— Défi 1 —
Recopiez à l'identique les lignes de la liste, en partant de son tout début et en allant jusqu'à la ligne qui contient « Element localization: list », celle-ci comprise, sans reprendre les images dans votre réponse.

Si le défi a été relevé avec succès (« les résultats qui en ont découlé sont une grande fierté, comme le sentiment d'avoir accompli notre mission »), il s'agit désormais de maintenir cette dynamique jusqu'à Los Angeles 2028 et au-delà.
« Mais je ne suis pas vraiment inquiet, déclare l'entraîneur. Nous avons de nouveaux profils qui bousculent déjà les champions de Paris 2024, ce qui est très motivant. D’habitude, après les Jeux Paralympiques, nous entamons un nouveau cycle qui peut parfois être compliqué, avec beaucoup de "départs à la retraite", mais pour nous, c'est presque l’inverse. »
Former les jeunes talents
Il souligne néanmoins que l'accent n'est pas mis uniquement sur les athlètes de haut niveau :
« L’accompagnement des jeunes profils jusqu'à maturité est important. Par exemple, Alexandre Léauté [multiple Champion Paralympique et Champion du Monde UCI] est arrivé chez nous à 17 ans, tout comme Florian Jouanny [également couronné aux Jeux Paralympiques et aux Championnats du Monde UCI], qui était loin de survoler sa catégorie à son arrivée. Je parle ici de deux de nos champions, mais il existe de nombreux autres exemples. »

— Entrées fournies —
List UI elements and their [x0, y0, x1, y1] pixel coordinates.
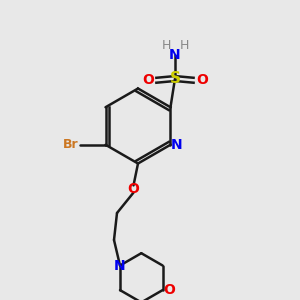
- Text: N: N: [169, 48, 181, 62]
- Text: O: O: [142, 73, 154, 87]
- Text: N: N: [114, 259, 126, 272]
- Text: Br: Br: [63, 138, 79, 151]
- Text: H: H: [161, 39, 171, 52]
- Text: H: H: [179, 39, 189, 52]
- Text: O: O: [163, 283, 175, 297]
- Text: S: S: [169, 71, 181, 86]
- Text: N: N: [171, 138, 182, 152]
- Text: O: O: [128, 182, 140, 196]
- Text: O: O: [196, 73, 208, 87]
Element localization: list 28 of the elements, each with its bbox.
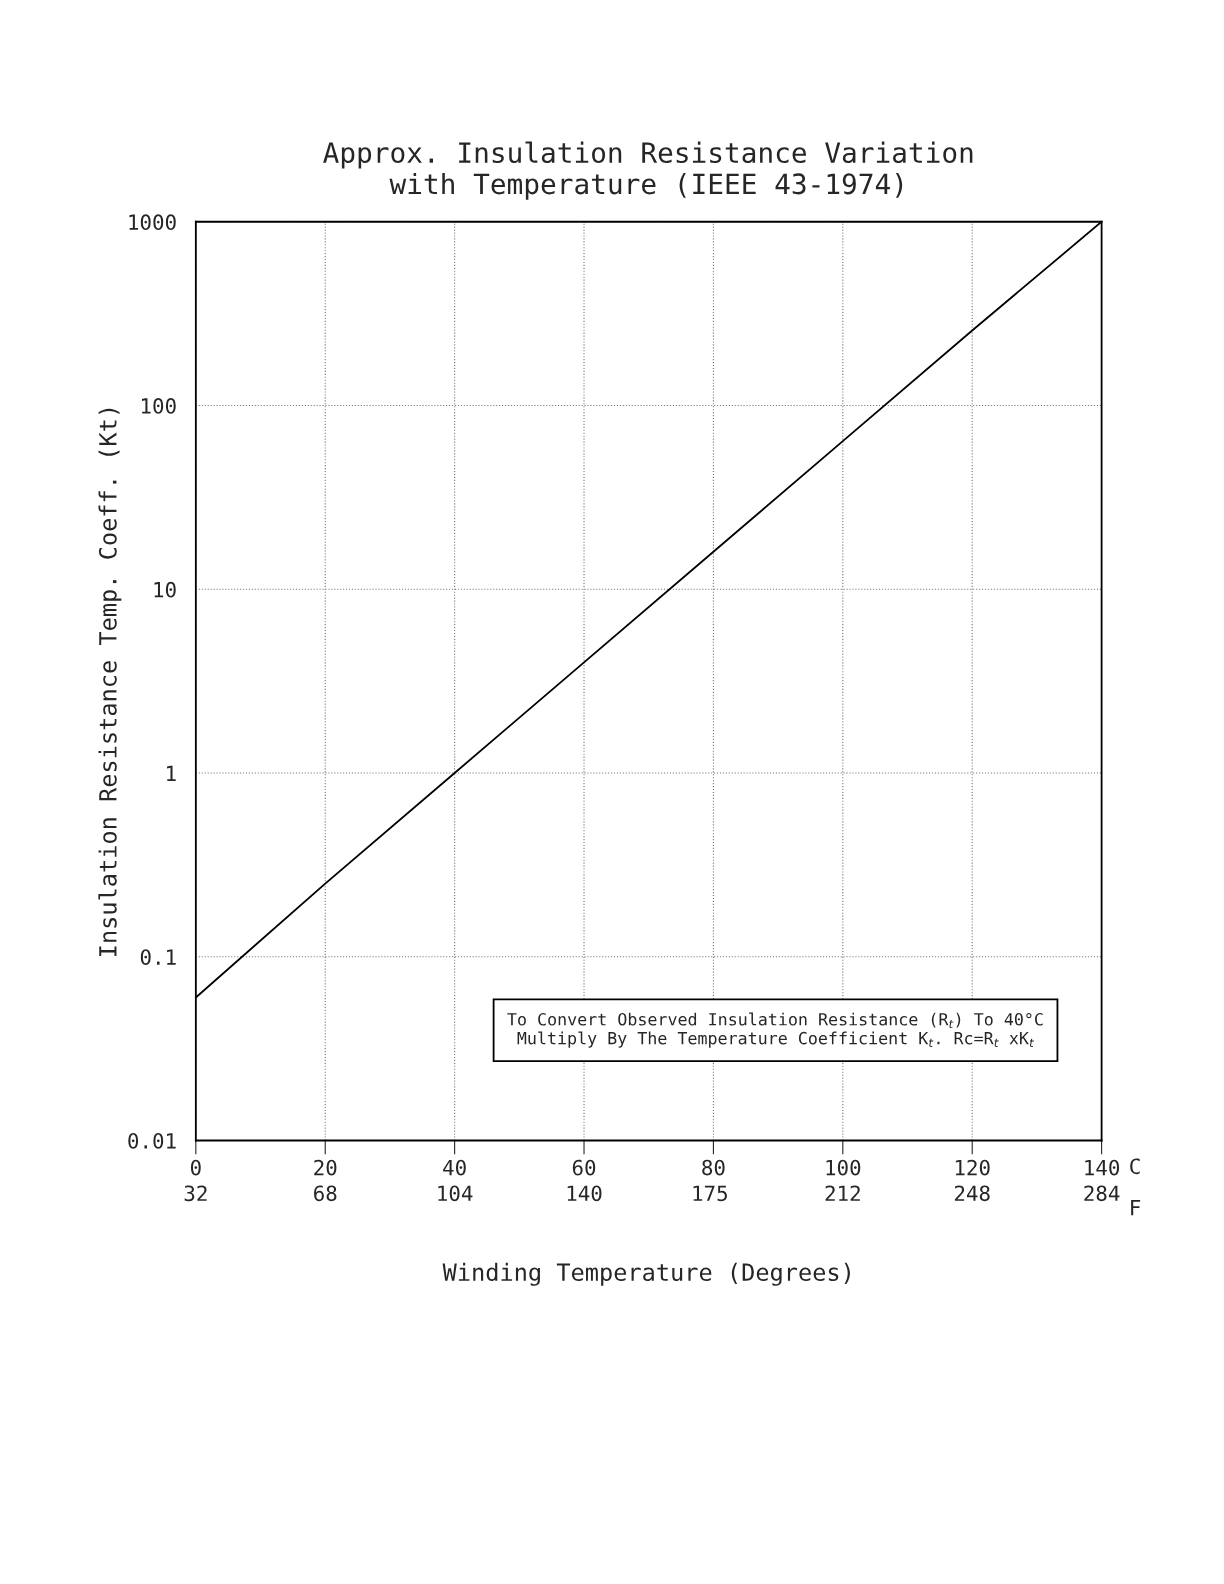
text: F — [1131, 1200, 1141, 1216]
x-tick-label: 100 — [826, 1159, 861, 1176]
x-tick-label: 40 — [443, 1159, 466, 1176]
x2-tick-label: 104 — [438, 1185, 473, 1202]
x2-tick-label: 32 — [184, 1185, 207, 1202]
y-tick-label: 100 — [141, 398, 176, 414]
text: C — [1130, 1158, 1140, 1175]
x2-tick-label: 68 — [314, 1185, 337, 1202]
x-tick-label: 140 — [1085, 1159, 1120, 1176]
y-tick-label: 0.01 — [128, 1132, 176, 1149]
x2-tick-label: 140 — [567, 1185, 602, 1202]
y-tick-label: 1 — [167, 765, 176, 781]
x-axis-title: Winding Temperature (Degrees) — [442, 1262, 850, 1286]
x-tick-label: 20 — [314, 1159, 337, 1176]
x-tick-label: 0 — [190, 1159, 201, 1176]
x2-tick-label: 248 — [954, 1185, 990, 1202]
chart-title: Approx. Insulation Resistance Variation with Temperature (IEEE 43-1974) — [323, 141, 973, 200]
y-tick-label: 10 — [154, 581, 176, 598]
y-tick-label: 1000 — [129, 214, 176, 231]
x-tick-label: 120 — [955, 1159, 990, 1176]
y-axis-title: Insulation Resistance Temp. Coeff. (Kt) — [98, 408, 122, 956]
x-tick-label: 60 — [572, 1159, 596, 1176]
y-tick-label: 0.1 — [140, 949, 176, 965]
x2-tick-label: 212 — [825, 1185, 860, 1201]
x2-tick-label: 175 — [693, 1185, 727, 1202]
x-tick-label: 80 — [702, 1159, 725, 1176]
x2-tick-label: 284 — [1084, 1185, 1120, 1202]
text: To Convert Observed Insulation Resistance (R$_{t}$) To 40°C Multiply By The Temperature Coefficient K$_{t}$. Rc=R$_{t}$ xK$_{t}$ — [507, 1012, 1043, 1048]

— Défi 2 —
Indiquez si chacune des affirmations suivantes concorde avec le document source, en répondant par oui ou par non et en citant tels quels les mots du texte qui permettent de trancher : (a) Alexandre Léauté est arrivé à 17 ans ; (b) l'entraîneur se dit très inquiet pour la suite ; (c) Florian Jouanny dominait déjà sa catégorie à son arrivée.

— Résultat de l'exercice 1 —
List UI elements and their [x0, y0, x1, y1] pixel coordinates.
- Text: N: N: [169, 48, 181, 62]
- Text: O: O: [142, 73, 154, 87]
- Text: N: N: [114, 259, 126, 272]
- Text: Br: Br: [63, 138, 79, 151]
- Text: H: H: [161, 39, 171, 52]
- Text: H: H: [179, 39, 189, 52]
- Text: O: O: [163, 283, 175, 297]
- Text: S: S: [169, 71, 181, 86]
- Text: N: N: [171, 138, 182, 152]
- Text: O: O: [128, 182, 140, 196]
- Text: O: O: [196, 73, 208, 87]
Element localization: list 28 of the elements, each with its bbox.

— Résultat de l'exercice 2 —
(a) Oui : « est arrivé chez nous à 17 ans ».
(b) Non : « Mais je ne suis pas vraiment inquiet ».
(c) Non : « qui était loin de survoler sa catégorie à son arrivée ».